(Recorded data)

— begin —

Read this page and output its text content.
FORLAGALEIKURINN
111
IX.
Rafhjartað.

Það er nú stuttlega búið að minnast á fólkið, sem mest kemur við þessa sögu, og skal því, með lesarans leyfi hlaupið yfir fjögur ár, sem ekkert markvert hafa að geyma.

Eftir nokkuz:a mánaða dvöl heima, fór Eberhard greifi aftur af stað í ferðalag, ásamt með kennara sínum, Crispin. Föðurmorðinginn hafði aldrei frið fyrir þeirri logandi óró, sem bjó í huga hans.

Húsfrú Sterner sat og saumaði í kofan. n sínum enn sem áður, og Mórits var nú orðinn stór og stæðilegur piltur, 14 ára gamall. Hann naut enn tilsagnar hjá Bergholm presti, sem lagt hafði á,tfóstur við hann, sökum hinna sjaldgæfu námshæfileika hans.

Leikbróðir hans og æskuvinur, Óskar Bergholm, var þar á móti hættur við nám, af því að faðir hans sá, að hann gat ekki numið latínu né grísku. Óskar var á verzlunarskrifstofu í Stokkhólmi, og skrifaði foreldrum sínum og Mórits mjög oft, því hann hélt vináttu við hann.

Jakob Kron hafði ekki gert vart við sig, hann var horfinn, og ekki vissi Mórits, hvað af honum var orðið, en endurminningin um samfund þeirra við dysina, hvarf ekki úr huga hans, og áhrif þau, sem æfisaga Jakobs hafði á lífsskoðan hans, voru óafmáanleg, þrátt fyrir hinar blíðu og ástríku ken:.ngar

— end —
— begin —

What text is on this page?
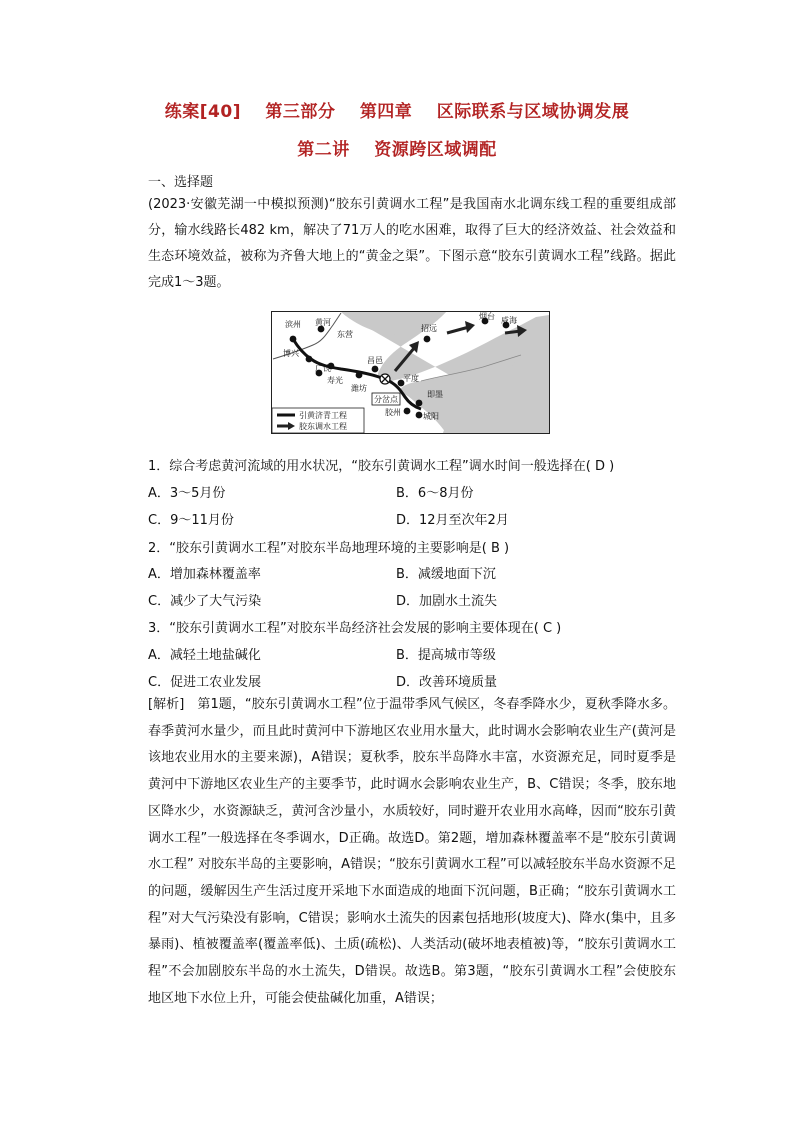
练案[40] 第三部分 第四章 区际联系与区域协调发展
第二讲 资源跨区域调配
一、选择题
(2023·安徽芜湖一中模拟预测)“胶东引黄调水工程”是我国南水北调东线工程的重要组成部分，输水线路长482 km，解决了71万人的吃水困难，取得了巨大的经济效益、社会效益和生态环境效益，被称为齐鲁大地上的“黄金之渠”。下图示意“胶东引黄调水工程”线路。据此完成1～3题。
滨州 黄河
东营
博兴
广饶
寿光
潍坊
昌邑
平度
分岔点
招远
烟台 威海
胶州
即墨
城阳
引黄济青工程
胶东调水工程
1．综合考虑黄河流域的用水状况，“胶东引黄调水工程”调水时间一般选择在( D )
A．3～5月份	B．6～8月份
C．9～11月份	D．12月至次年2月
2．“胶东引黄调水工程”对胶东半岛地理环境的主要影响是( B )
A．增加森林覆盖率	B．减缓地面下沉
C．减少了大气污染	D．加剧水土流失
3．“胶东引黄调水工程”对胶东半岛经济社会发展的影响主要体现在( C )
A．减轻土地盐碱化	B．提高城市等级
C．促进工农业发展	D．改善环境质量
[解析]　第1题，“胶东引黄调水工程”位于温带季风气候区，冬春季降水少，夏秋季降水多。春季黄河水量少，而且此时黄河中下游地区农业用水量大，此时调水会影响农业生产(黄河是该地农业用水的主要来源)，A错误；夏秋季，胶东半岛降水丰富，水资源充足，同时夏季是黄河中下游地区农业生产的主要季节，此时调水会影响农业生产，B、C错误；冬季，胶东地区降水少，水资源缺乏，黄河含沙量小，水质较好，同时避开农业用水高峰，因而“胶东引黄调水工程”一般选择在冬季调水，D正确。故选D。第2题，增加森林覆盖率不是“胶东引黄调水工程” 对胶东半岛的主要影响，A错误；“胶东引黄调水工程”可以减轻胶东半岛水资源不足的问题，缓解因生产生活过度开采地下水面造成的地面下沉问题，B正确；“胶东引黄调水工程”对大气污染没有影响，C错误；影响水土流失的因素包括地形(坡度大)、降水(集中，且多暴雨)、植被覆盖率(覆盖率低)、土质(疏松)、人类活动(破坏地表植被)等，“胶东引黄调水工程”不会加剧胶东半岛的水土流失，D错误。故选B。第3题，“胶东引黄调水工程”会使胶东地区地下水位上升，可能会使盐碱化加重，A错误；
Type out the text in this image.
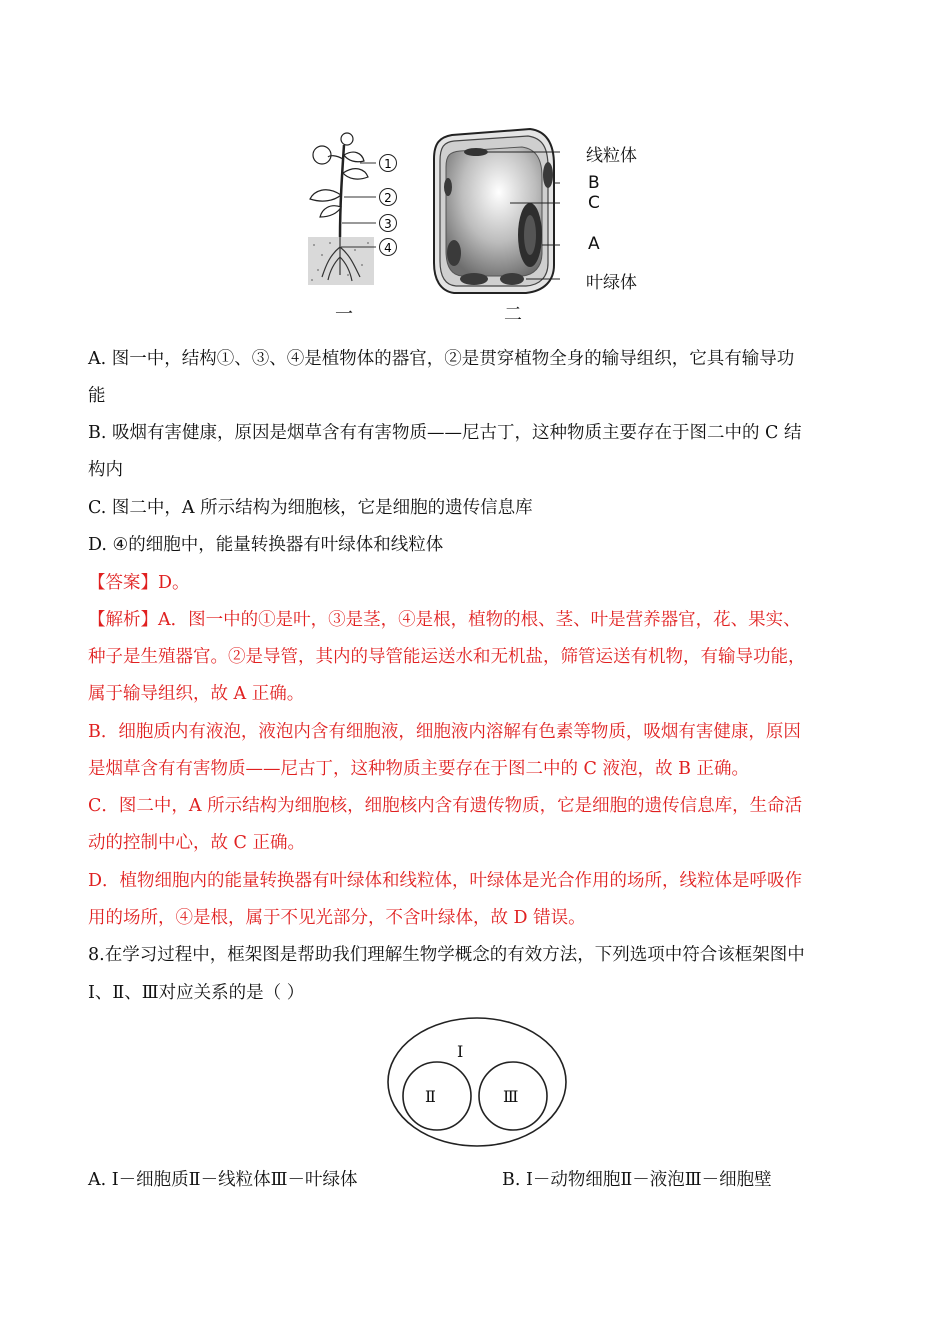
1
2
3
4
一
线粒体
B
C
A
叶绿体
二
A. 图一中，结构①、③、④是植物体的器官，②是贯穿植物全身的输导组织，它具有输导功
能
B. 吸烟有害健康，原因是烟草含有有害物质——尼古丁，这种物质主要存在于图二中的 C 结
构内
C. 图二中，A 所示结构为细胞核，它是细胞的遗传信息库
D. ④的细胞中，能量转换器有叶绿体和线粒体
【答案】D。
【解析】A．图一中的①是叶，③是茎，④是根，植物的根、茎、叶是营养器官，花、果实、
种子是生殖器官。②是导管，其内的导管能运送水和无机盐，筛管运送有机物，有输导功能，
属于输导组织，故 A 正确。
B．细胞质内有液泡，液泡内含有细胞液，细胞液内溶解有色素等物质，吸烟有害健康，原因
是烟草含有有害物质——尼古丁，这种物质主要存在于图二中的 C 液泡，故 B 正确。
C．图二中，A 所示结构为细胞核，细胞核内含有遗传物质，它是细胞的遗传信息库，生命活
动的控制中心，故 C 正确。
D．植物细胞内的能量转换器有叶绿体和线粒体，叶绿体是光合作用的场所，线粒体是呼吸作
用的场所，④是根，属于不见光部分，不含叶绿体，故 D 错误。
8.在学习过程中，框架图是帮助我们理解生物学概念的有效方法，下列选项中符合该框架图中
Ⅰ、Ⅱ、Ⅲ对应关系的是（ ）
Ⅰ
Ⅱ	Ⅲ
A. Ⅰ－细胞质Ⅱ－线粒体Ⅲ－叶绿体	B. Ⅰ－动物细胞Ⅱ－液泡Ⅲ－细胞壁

— end —

▸ **What you need to do**:
Pull out every line in the material above where "吸烟有害健康" occurs.

▸ **Response**:
B. 吸烟有害健康，原因是烟草含有有害物质——尼古丁，这种物质主要存在于图二中的 C 结
B．细胞质内有液泡，液泡内含有细胞液，细胞液内溶解有色素等物质，吸烟有害健康，原因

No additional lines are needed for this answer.